Your objective:
Return all lines below containing the word "AUDIO".

--------------------------------------------------

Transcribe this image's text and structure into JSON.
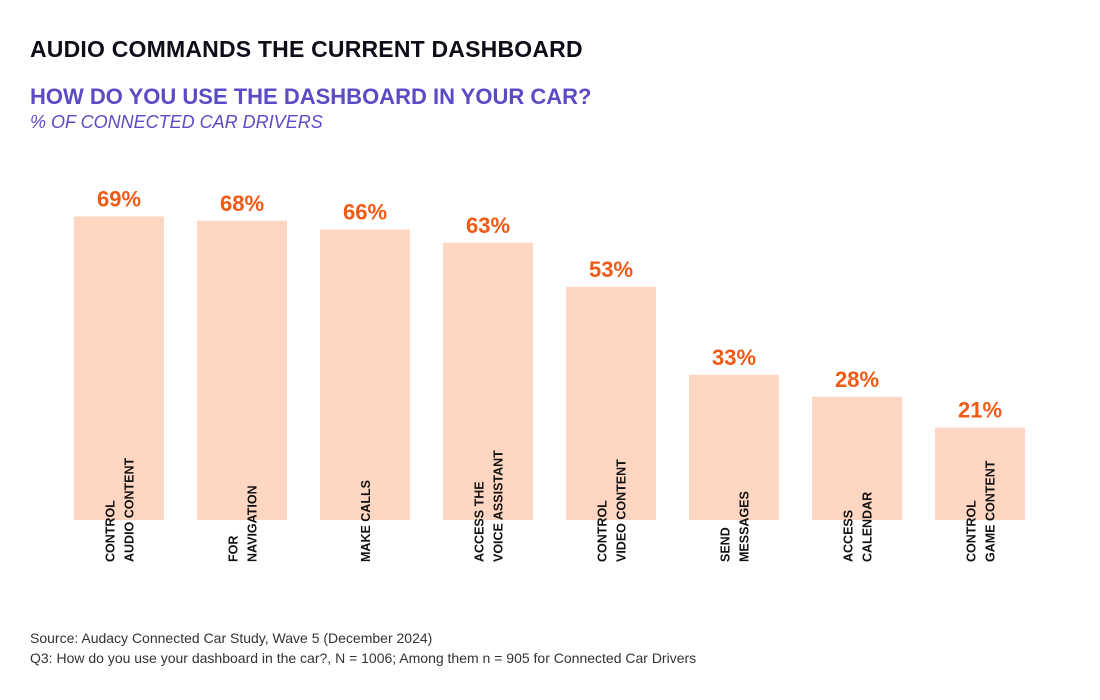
{
  "header": {
    "title": "AUDIO COMMANDS THE CURRENT DASHBOARD",
    "subtitle": "HOW DO YOU USE THE DASHBOARD IN YOUR CAR?",
    "caption": "% OF CONNECTED CAR DRIVERS"
  },
  "footer": {
    "source": "Source: Audacy Connected Car Study, Wave 5 (December 2024)",
    "note": "Q3: How do you use your dashboard in the car?, N = 1006; Among them n = 905 for Connected Car Drivers"
  },
  "colors": {
    "bar": "#ffd6c2",
    "value_label": "#ef5a14",
    "subtitle": "#5b4bc4"
  },
  "chart_data": {
    "type": "bar",
    "title": "HOW DO YOU USE THE DASHBOARD IN YOUR CAR?",
    "ylabel": "% OF CONNECTED CAR DRIVERS",
    "xlabel": "",
    "ylim": [
      0,
      100
    ],
    "unit": "%",
    "categories": [
      [
        "CONTROL",
        "AUDIO CONTENT"
      ],
      [
        "FOR",
        "NAVIGATION"
      ],
      [
        "MAKE CALLS"
      ],
      [
        "ACCESS THE",
        "VOICE ASSISTANT"
      ],
      [
        "CONTROL",
        "VIDEO CONTENT"
      ],
      [
        "SEND",
        "MESSAGES"
      ],
      [
        "ACCESS",
        "CALENDAR"
      ],
      [
        "CONTROL",
        "GAME CONTENT"
      ]
    ],
    "values": [
      69,
      68,
      66,
      63,
      53,
      33,
      28,
      21
    ],
    "value_labels": [
      "69%",
      "68%",
      "66%",
      "63%",
      "53%",
      "33%",
      "28%",
      "21%"
    ]
  }
}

--------------------------------------------------

Written answer:
    "title": "AUDIO COMMANDS THE CURRENT DASHBOARD",
        "AUDIO CONTENT"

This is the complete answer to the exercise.